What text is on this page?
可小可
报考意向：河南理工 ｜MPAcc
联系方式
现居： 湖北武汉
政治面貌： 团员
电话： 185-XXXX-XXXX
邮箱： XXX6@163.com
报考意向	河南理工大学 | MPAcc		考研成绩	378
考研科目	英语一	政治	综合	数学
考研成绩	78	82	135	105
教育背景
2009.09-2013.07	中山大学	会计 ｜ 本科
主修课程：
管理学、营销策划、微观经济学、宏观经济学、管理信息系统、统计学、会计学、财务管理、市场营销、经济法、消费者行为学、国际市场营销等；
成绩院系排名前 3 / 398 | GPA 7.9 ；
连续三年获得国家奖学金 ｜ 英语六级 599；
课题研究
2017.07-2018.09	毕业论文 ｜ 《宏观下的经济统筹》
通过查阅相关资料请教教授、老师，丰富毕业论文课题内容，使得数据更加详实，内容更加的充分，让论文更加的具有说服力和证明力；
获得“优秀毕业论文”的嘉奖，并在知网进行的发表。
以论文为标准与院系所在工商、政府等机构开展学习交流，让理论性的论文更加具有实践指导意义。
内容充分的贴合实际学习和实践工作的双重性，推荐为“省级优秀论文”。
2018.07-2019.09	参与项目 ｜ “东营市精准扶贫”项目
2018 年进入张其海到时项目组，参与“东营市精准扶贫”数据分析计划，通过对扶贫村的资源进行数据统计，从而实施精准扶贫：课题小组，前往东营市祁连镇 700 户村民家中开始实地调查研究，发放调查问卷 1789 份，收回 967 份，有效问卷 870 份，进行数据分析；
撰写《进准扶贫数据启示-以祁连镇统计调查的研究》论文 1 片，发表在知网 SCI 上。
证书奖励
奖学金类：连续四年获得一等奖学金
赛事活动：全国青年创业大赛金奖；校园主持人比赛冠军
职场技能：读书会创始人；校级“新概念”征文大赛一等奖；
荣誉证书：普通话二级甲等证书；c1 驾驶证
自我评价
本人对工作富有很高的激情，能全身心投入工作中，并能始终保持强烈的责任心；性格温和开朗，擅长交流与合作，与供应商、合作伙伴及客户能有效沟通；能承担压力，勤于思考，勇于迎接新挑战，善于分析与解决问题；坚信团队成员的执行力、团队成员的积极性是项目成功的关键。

## WHAT IS EXPECTED
Send back each record exactly as it stands.

## CORRECT RESULT
What text is on this page?
可小可
报考意向：河南理工 ｜MPAcc
联系方式
现居： 湖北武汉
政治面貌： 团员
电话： 185-XXXX-XXXX
邮箱： XXX6@163.com
报考意向	河南理工大学 | MPAcc		考研成绩	378
考研科目	英语一	政治	综合	数学
考研成绩	78	82	135	105
教育背景
2009.09-2013.07	中山大学	会计 ｜ 本科
主修课程：
管理学、营销策划、微观经济学、宏观经济学、管理信息系统、统计学、会计学、财务管理、市场营销、经济法、消费者行为学、国际市场营销等；
成绩院系排名前 3 / 398 | GPA 7.9 ；
连续三年获得国家奖学金 ｜ 英语六级 599；
课题研究
2017.07-2018.09	毕业论文 ｜ 《宏观下的经济统筹》
通过查阅相关资料请教教授、老师，丰富毕业论文课题内容，使得数据更加详实，内容更加的充分，让论文更加的具有说服力和证明力；
获得“优秀毕业论文”的嘉奖，并在知网进行的发表。
以论文为标准与院系所在工商、政府等机构开展学习交流，让理论性的论文更加具有实践指导意义。
内容充分的贴合实际学习和实践工作的双重性，推荐为“省级优秀论文”。
2018.07-2019.09	参与项目 ｜ “东营市精准扶贫”项目
2018 年进入张其海到时项目组，参与“东营市精准扶贫”数据分析计划，通过对扶贫村的资源进行数据统计，从而实施精准扶贫：课题小组，前往东营市祁连镇 700 户村民家中开始实地调查研究，发放调查问卷 1789 份，收回 967 份，有效问卷 870 份，进行数据分析；
撰写《进准扶贫数据启示-以祁连镇统计调查的研究》论文 1 片，发表在知网 SCI 上。
证书奖励
奖学金类：连续四年获得一等奖学金
赛事活动：全国青年创业大赛金奖；校园主持人比赛冠军
职场技能：读书会创始人；校级“新概念”征文大赛一等奖；
荣誉证书：普通话二级甲等证书；c1 驾驶证
自我评价
本人对工作富有很高的激情，能全身心投入工作中，并能始终保持强烈的责任心；性格温和开朗，擅长交流与合作，与供应商、合作伙伴及客户能有效沟通；能承担压力，勤于思考，勇于迎接新挑战，善于分析与解决问题；坚信团队成员的执行力、团队成员的积极性是项目成功的关键。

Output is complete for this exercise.